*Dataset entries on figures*
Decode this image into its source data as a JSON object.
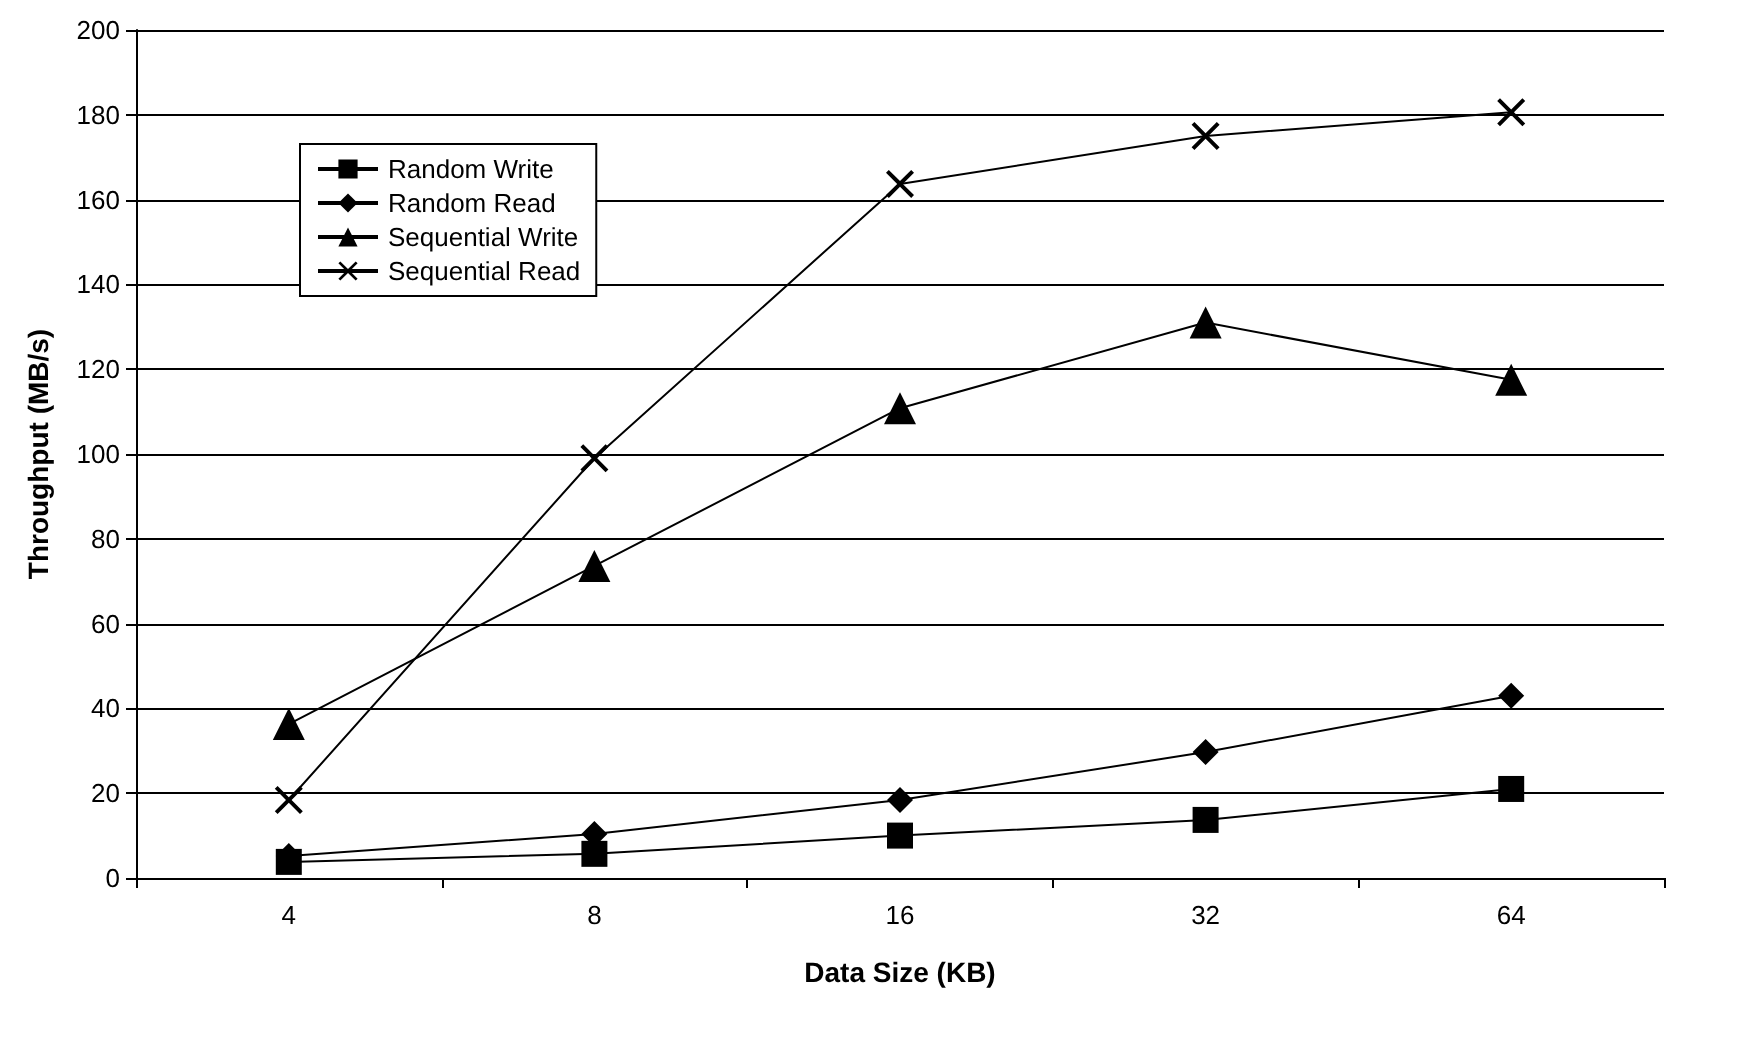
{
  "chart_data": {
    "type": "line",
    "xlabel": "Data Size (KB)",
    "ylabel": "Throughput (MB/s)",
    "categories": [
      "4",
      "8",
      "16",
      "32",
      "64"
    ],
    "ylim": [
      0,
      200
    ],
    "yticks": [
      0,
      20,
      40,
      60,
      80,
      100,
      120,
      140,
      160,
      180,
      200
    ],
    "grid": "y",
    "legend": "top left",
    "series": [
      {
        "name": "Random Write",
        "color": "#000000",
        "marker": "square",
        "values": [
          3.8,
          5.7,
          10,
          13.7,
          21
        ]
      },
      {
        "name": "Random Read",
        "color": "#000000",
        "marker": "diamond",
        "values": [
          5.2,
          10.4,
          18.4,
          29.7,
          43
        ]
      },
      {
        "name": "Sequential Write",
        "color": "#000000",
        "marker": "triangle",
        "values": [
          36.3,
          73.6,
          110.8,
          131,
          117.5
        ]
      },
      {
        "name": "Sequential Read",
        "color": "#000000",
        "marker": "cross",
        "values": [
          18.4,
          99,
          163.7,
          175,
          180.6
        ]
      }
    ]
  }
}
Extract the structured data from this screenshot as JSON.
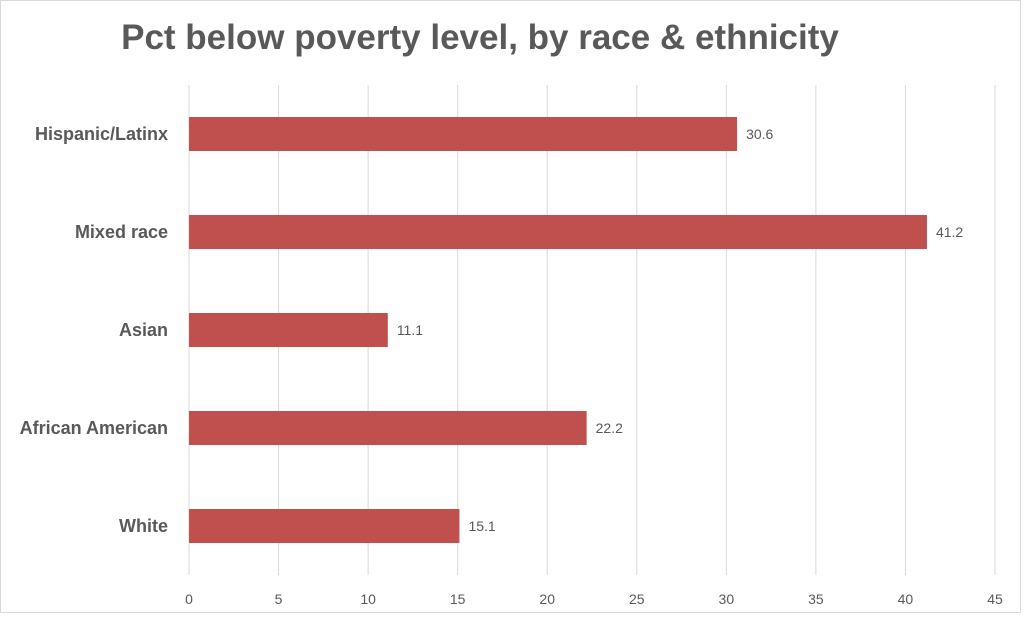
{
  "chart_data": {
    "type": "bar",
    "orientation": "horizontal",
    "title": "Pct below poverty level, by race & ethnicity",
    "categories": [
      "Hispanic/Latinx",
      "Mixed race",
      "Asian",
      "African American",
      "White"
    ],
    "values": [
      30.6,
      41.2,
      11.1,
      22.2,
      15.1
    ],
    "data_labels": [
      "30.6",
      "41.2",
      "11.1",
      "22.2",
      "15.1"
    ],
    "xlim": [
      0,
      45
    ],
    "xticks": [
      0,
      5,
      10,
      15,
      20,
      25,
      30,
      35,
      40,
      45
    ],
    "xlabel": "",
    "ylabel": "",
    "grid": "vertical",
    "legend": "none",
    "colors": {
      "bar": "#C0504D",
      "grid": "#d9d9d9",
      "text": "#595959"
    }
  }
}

*What you have to do*
Repeat the data exactly in full, omitting its pictures.

*Answer for the task*
Decode this image into its source data as a JSON object.
{
  "chart_data": {
    "type": "line",
    "xlabel": "Data Size (KB)",
    "ylabel": "Throughput (MB/s)",
    "categories": [
      "4",
      "8",
      "16",
      "32",
      "64"
    ],
    "ylim": [
      0,
      200
    ],
    "yticks": [
      0,
      20,
      40,
      60,
      80,
      100,
      120,
      140,
      160,
      180,
      200
    ],
    "grid": "y",
    "legend": "top left",
    "series": [
      {
        "name": "Random Write",
        "color": "#000000",
        "marker": "square",
        "values": [
          3.8,
          5.7,
          10,
          13.7,
          21
        ]
      },
      {
        "name": "Random Read",
        "color": "#000000",
        "marker": "diamond",
        "values": [
          5.2,
          10.4,
          18.4,
          29.7,
          43
        ]
      },
      {
        "name": "Sequential Write",
        "color": "#000000",
        "marker": "triangle",
        "values": [
          36.3,
          73.6,
          110.8,
          131,
          117.5
        ]
      },
      {
        "name": "Sequential Read",
        "color": "#000000",
        "marker": "cross",
        "values": [
          18.4,
          99,
          163.7,
          175,
          180.6
        ]
      }
    ]
  }
}
Extract the structured data from this screenshot as JSON.
{
  "chart_data": {
    "type": "bar",
    "orientation": "horizontal",
    "title": "Pct below poverty level, by race & ethnicity",
    "categories": [
      "Hispanic/Latinx",
      "Mixed race",
      "Asian",
      "African American",
      "White"
    ],
    "values": [
      30.6,
      41.2,
      11.1,
      22.2,
      15.1
    ],
    "data_labels": [
      "30.6",
      "41.2",
      "11.1",
      "22.2",
      "15.1"
    ],
    "xlim": [
      0,
      45
    ],
    "xticks": [
      0,
      5,
      10,
      15,
      20,
      25,
      30,
      35,
      40,
      45
    ],
    "xlabel": "",
    "ylabel": "",
    "grid": "vertical",
    "legend": "none",
    "colors": {
      "bar": "#C0504D",
      "grid": "#d9d9d9",
      "text": "#595959"
    }
  }
}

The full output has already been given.